*Task instructions*
Copy nothing but the lines from the one containing "Transcribe this image's" through the last line of the records, repeated exactly and without pictures.

*Record extracts*
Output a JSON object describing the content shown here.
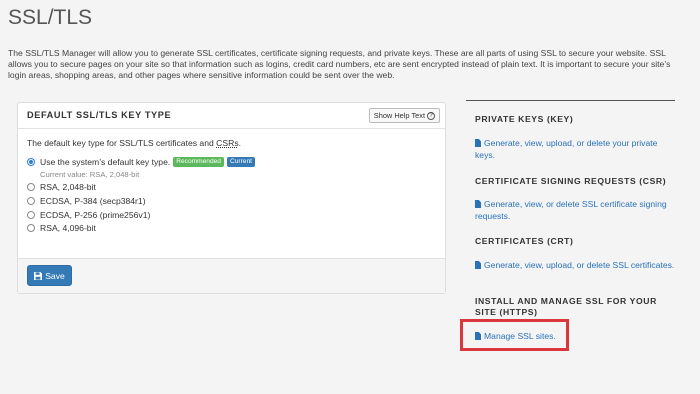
{
  "page": {
    "title": "SSL/TLS",
    "intro": "The SSL/TLS Manager will allow you to generate SSL certificates, certificate signing requests, and private keys. These are all parts of using SSL to secure your website. SSL allows you to secure pages on your site so that information such as logins, credit card numbers, etc are sent encrypted instead of plain text. It is important to secure your site’s login areas, shopping areas, and other pages where sensitive information could be sent over the web."
  },
  "panel": {
    "title": "DEFAULT SSL/TLS KEY TYPE",
    "help_label": "Show Help Text",
    "help_icon": "question-circle-icon",
    "desc_prefix": "The default key type for SSL/TLS certificates and ",
    "desc_abbr": "CSRs",
    "desc_suffix": ".",
    "options": [
      {
        "label": "Use the system’s default key type.",
        "checked": true,
        "badges": [
          "Recommended",
          "Current"
        ]
      },
      {
        "label": "RSA, 2,048-bit",
        "checked": false
      },
      {
        "label": "ECDSA, P-384 (secp384r1)",
        "checked": false
      },
      {
        "label": "ECDSA, P-256 (prime256v1)",
        "checked": false
      },
      {
        "label": "RSA, 4,096-bit",
        "checked": false
      }
    ],
    "current_value": "Current value: RSA, 2,048-bit",
    "save_label": "Save",
    "save_icon": "floppy-disk-icon"
  },
  "sidebar": {
    "sections": [
      {
        "heading": "PRIVATE KEYS (KEY)",
        "link": "Generate, view, upload, or delete your private keys."
      },
      {
        "heading": "CERTIFICATE SIGNING REQUESTS (CSR)",
        "link": "Generate, view, or delete SSL certificate signing requests."
      },
      {
        "heading": "CERTIFICATES (CRT)",
        "link": "Generate, view, upload, or delete SSL certificates."
      },
      {
        "heading": "INSTALL AND MANAGE SSL FOR YOUR SITE (HTTPS)",
        "link": "Manage SSL sites."
      }
    ]
  },
  "colors": {
    "link": "#2a72b8",
    "recommended_badge": "#5cb85c",
    "current_badge": "#337ab7",
    "highlight": "#d9363e"
  }
}
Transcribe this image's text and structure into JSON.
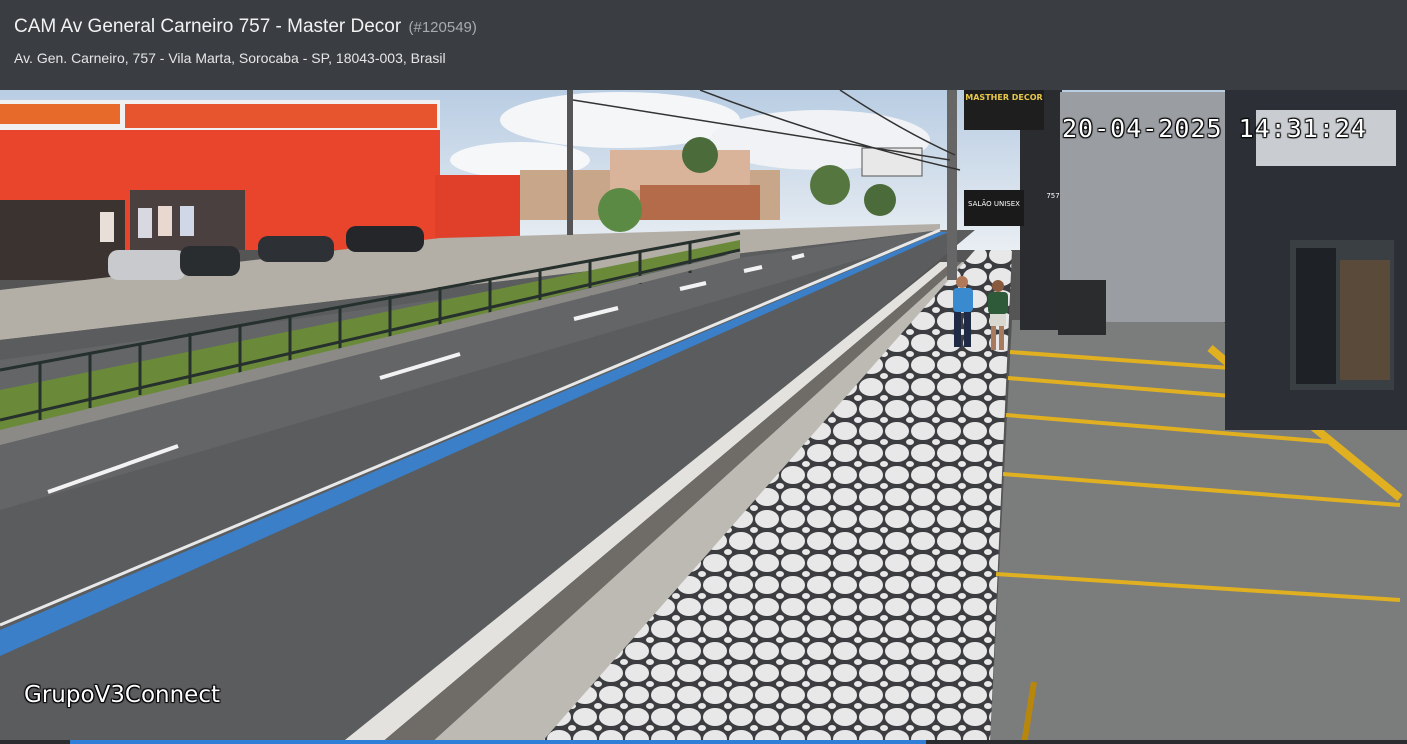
{
  "header": {
    "title": "CAM Av General Carneiro 757 - Master Decor",
    "camera_id": "(#120549)",
    "address": "Av. Gen. Carneiro, 757 - Vila Marta, Sorocaba - SP, 18043-003, Brasil"
  },
  "video": {
    "timestamp": "20-04-2025 14:31:24",
    "watermark": "GrupoV3Connect",
    "signs": {
      "store": "MASTHER DECOR",
      "salon": "SALÃO UNISEX",
      "number": "757"
    },
    "playback_progress": 0.64
  },
  "colors": {
    "header_bg": "#3a3d42",
    "progress": "#2f7fd8",
    "building_orange": "#e8452c",
    "lane_blue": "#3a7fc8",
    "curb_yellow": "#e0b020"
  }
}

*Full answer*
Transcribe this image's text and structure into JSON.
{
  "header": {
    "title": "CAM Av General Carneiro 757 - Master Decor",
    "camera_id": "(#120549)",
    "address": "Av. Gen. Carneiro, 757 - Vila Marta, Sorocaba - SP, 18043-003, Brasil"
  },
  "video": {
    "timestamp": "20-04-2025 14:31:24",
    "watermark": "GrupoV3Connect",
    "signs": {
      "store": "MASTHER DECOR",
      "salon": "SALÃO UNISEX",
      "number": "757"
    },
    "playback_progress": 0.64
  },
  "colors": {
    "header_bg": "#3a3d42",
    "progress": "#2f7fd8",
    "building_orange": "#e8452c",
    "lane_blue": "#3a7fc8",
    "curb_yellow": "#e0b020"
  }
}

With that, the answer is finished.